◆ RECORDS TO USE ◆
☆ ☆ ☆
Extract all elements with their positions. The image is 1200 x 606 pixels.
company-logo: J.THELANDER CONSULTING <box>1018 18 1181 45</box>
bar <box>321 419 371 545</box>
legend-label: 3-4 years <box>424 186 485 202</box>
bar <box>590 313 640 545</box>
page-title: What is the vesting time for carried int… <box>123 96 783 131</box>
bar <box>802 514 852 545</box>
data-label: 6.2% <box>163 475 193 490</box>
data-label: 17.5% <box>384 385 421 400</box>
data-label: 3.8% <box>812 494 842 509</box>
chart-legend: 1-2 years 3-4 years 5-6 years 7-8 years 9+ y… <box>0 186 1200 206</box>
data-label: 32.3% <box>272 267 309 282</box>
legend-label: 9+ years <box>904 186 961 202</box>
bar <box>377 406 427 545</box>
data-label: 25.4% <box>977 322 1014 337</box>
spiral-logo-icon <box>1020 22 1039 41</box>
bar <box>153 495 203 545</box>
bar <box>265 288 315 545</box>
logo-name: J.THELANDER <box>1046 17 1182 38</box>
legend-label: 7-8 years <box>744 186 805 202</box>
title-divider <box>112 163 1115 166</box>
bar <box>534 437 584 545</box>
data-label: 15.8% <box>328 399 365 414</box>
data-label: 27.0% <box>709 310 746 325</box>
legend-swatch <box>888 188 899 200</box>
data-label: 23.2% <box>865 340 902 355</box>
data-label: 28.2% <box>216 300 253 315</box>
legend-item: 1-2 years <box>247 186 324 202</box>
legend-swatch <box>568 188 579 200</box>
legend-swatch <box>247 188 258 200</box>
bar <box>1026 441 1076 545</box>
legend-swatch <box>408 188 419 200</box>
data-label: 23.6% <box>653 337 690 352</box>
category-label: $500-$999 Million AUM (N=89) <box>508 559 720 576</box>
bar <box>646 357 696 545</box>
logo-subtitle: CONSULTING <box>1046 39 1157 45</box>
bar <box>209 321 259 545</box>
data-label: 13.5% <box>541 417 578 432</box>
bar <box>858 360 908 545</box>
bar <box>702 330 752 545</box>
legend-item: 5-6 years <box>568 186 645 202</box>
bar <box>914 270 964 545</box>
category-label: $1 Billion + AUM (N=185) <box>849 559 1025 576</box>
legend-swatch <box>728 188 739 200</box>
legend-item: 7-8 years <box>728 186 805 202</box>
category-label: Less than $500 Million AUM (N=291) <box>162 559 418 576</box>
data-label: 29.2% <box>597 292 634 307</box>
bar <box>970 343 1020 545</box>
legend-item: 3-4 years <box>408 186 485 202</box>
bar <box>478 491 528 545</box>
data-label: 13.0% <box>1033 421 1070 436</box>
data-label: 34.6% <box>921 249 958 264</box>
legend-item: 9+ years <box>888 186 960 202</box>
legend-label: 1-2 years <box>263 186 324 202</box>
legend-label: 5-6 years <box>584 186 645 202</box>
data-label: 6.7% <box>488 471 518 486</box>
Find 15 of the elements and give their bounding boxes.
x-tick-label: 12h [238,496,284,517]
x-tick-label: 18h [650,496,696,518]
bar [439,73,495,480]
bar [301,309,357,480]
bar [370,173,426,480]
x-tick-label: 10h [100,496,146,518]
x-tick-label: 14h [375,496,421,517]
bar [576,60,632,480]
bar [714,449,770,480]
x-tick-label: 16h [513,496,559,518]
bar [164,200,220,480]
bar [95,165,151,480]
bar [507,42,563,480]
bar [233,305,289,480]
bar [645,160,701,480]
☆ ☆ ☆
◆ WORK TO COMPLETE ◆
Pick out each line in the records above that contains the word "elements", and copy those lines.

◆ WRITTEN RESPONSE ◆
Extract all elements with their positions. The image is 1200 x 606 pixels.
Find 15 of the elements and give their bounding boxes.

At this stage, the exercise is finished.